WHAT YOU SHOULD DO =>
Your task is to quote the material that follows, in full and exactly.

===

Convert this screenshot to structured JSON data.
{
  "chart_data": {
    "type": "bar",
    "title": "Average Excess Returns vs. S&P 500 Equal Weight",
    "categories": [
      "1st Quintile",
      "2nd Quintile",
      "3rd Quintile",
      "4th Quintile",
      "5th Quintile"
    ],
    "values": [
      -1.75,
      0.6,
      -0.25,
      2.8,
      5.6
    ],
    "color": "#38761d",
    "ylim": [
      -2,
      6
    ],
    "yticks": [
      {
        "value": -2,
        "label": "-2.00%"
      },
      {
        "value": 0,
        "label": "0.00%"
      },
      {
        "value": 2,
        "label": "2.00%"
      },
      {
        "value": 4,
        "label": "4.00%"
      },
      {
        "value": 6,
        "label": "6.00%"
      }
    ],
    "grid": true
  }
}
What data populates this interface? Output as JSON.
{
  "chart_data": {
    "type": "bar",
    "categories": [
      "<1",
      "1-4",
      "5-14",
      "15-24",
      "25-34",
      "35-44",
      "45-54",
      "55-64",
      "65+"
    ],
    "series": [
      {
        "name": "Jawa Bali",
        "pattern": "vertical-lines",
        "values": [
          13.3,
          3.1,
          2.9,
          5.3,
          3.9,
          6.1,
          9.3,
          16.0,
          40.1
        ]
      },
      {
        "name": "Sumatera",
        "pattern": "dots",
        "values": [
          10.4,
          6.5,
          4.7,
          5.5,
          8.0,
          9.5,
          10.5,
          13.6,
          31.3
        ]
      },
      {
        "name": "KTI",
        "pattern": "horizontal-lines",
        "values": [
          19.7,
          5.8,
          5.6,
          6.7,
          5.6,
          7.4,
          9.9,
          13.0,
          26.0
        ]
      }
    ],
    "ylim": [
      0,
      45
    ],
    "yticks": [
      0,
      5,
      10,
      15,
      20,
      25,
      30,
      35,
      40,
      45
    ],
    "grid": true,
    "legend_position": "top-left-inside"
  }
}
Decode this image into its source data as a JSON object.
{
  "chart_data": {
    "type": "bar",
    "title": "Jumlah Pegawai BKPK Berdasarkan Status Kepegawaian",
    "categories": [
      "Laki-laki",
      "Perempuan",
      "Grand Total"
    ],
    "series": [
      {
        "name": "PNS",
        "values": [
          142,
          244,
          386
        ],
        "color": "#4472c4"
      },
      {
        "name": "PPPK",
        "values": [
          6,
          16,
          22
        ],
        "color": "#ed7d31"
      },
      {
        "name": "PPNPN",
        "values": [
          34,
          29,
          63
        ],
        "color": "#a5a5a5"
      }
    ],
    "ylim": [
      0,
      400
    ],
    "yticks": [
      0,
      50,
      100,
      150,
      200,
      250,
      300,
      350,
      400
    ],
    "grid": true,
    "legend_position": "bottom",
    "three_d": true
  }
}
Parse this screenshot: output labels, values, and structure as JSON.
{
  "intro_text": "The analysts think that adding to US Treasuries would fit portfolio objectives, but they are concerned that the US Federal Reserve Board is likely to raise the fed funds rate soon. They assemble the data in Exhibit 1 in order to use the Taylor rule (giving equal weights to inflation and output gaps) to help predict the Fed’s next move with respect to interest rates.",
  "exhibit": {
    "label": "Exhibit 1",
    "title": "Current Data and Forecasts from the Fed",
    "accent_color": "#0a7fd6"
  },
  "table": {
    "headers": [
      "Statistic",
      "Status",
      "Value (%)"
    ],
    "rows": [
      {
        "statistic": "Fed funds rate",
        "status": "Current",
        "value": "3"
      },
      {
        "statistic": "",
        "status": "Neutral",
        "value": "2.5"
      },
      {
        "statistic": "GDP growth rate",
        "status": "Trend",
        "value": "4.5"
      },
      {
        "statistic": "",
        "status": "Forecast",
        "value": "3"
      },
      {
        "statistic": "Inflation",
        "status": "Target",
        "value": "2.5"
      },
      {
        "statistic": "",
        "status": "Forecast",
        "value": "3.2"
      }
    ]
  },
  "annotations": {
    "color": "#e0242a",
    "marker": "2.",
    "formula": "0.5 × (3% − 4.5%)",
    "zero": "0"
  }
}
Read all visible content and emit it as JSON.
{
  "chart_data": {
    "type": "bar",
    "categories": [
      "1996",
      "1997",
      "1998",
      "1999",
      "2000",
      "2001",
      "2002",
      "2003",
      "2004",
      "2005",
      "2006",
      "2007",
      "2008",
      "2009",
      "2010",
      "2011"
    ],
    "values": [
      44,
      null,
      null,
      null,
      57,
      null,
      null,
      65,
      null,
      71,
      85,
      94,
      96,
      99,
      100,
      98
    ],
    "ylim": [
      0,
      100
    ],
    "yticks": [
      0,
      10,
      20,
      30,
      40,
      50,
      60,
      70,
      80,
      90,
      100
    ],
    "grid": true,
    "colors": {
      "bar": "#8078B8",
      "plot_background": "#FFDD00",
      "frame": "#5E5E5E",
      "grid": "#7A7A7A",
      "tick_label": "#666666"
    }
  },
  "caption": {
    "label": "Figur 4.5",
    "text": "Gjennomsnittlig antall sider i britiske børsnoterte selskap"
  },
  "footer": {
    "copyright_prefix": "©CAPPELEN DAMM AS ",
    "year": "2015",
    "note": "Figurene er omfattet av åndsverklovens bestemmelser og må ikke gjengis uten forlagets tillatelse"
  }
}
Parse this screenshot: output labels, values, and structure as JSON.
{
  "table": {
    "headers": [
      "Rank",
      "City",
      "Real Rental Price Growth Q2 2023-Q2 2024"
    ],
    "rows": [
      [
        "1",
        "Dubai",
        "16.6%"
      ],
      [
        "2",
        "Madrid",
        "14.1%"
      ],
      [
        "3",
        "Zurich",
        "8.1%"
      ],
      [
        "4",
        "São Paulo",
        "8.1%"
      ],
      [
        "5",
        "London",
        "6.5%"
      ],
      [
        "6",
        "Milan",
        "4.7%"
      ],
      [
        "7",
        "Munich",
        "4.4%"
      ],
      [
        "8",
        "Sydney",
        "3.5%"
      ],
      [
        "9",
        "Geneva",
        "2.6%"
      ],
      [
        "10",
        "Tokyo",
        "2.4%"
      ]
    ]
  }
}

===

EXERCISE ANSWER =>
Convert this screenshot to structured JSON data.
{
  "chart_data": {
    "type": "bar",
    "title": "Average Excess Returns vs. S&P 500 Equal Weight",
    "categories": [
      "1st Quintile",
      "2nd Quintile",
      "3rd Quintile",
      "4th Quintile",
      "5th Quintile"
    ],
    "values": [
      -1.75,
      0.6,
      -0.25,
      2.8,
      5.6
    ],
    "color": "#38761d",
    "ylim": [
      -2,
      6
    ],
    "yticks": [
      {
        "value": -2,
        "label": "-2.00%"
      },
      {
        "value": 0,
        "label": "0.00%"
      },
      {
        "value": 2,
        "label": "2.00%"
      },
      {
        "value": 4,
        "label": "4.00%"
      },
      {
        "value": 6,
        "label": "6.00%"
      }
    ],
    "grid": true
  }
}
What data populates this interface? Output as JSON.
{
  "chart_data": {
    "type": "bar",
    "categories": [
      "<1",
      "1-4",
      "5-14",
      "15-24",
      "25-34",
      "35-44",
      "45-54",
      "55-64",
      "65+"
    ],
    "series": [
      {
        "name": "Jawa Bali",
        "pattern": "vertical-lines",
        "values": [
          13.3,
          3.1,
          2.9,
          5.3,
          3.9,
          6.1,
          9.3,
          16.0,
          40.1
        ]
      },
      {
        "name": "Sumatera",
        "pattern": "dots",
        "values": [
          10.4,
          6.5,
          4.7,
          5.5,
          8.0,
          9.5,
          10.5,
          13.6,
          31.3
        ]
      },
      {
        "name": "KTI",
        "pattern": "horizontal-lines",
        "values": [
          19.7,
          5.8,
          5.6,
          6.7,
          5.6,
          7.4,
          9.9,
          13.0,
          26.0
        ]
      }
    ],
    "ylim": [
      0,
      45
    ],
    "yticks": [
      0,
      5,
      10,
      15,
      20,
      25,
      30,
      35,
      40,
      45
    ],
    "grid": true,
    "legend_position": "top-left-inside"
  }
}
Decode this image into its source data as a JSON object.
{
  "chart_data": {
    "type": "bar",
    "title": "Jumlah Pegawai BKPK Berdasarkan Status Kepegawaian",
    "categories": [
      "Laki-laki",
      "Perempuan",
      "Grand Total"
    ],
    "series": [
      {
        "name": "PNS",
        "values": [
          142,
          244,
          386
        ],
        "color": "#4472c4"
      },
      {
        "name": "PPPK",
        "values": [
          6,
          16,
          22
        ],
        "color": "#ed7d31"
      },
      {
        "name": "PPNPN",
        "values": [
          34,
          29,
          63
        ],
        "color": "#a5a5a5"
      }
    ],
    "ylim": [
      0,
      400
    ],
    "yticks": [
      0,
      50,
      100,
      150,
      200,
      250,
      300,
      350,
      400
    ],
    "grid": true,
    "legend_position": "bottom",
    "three_d": true
  }
}
Parse this screenshot: output labels, values, and structure as JSON.
{
  "intro_text": "The analysts think that adding to US Treasuries would fit portfolio objectives, but they are concerned that the US Federal Reserve Board is likely to raise the fed funds rate soon. They assemble the data in Exhibit 1 in order to use the Taylor rule (giving equal weights to inflation and output gaps) to help predict the Fed’s next move with respect to interest rates.",
  "exhibit": {
    "label": "Exhibit 1",
    "title": "Current Data and Forecasts from the Fed",
    "accent_color": "#0a7fd6"
  },
  "table": {
    "headers": [
      "Statistic",
      "Status",
      "Value (%)"
    ],
    "rows": [
      {
        "statistic": "Fed funds rate",
        "status": "Current",
        "value": "3"
      },
      {
        "statistic": "",
        "status": "Neutral",
        "value": "2.5"
      },
      {
        "statistic": "GDP growth rate",
        "status": "Trend",
        "value": "4.5"
      },
      {
        "statistic": "",
        "status": "Forecast",
        "value": "3"
      },
      {
        "statistic": "Inflation",
        "status": "Target",
        "value": "2.5"
      },
      {
        "statistic": "",
        "status": "Forecast",
        "value": "3.2"
      }
    ]
  },
  "annotations": {
    "color": "#e0242a",
    "marker": "2.",
    "formula": "0.5 × (3% − 4.5%)",
    "zero": "0"
  }
}
Read all visible content and emit it as JSON.
{
  "chart_data": {
    "type": "bar",
    "categories": [
      "1996",
      "1997",
      "1998",
      "1999",
      "2000",
      "2001",
      "2002",
      "2003",
      "2004",
      "2005",
      "2006",
      "2007",
      "2008",
      "2009",
      "2010",
      "2011"
    ],
    "values": [
      44,
      null,
      null,
      null,
      57,
      null,
      null,
      65,
      null,
      71,
      85,
      94,
      96,
      99,
      100,
      98
    ],
    "ylim": [
      0,
      100
    ],
    "yticks": [
      0,
      10,
      20,
      30,
      40,
      50,
      60,
      70,
      80,
      90,
      100
    ],
    "grid": true,
    "colors": {
      "bar": "#8078B8",
      "plot_background": "#FFDD00",
      "frame": "#5E5E5E",
      "grid": "#7A7A7A",
      "tick_label": "#666666"
    }
  },
  "caption": {
    "label": "Figur 4.5",
    "text": "Gjennomsnittlig antall sider i britiske børsnoterte selskap"
  },
  "footer": {
    "copyright_prefix": "©CAPPELEN DAMM AS ",
    "year": "2015",
    "note": "Figurene er omfattet av åndsverklovens bestemmelser og må ikke gjengis uten forlagets tillatelse"
  }
}
Parse this screenshot: output labels, values, and structure as JSON.
{
  "table": {
    "headers": [
      "Rank",
      "City",
      "Real Rental Price Growth Q2 2023-Q2 2024"
    ],
    "rows": [
      [
        "1",
        "Dubai",
        "16.6%"
      ],
      [
        "2",
        "Madrid",
        "14.1%"
      ],
      [
        "3",
        "Zurich",
        "8.1%"
      ],
      [
        "4",
        "São Paulo",
        "8.1%"
      ],
      [
        "5",
        "London",
        "6.5%"
      ],
      [
        "6",
        "Milan",
        "4.7%"
      ],
      [
        "7",
        "Munich",
        "4.4%"
      ],
      [
        "8",
        "Sydney",
        "3.5%"
      ],
      [
        "9",
        "Geneva",
        "2.6%"
      ],
      [
        "10",
        "Tokyo",
        "2.4%"
      ]
    ]
  }
}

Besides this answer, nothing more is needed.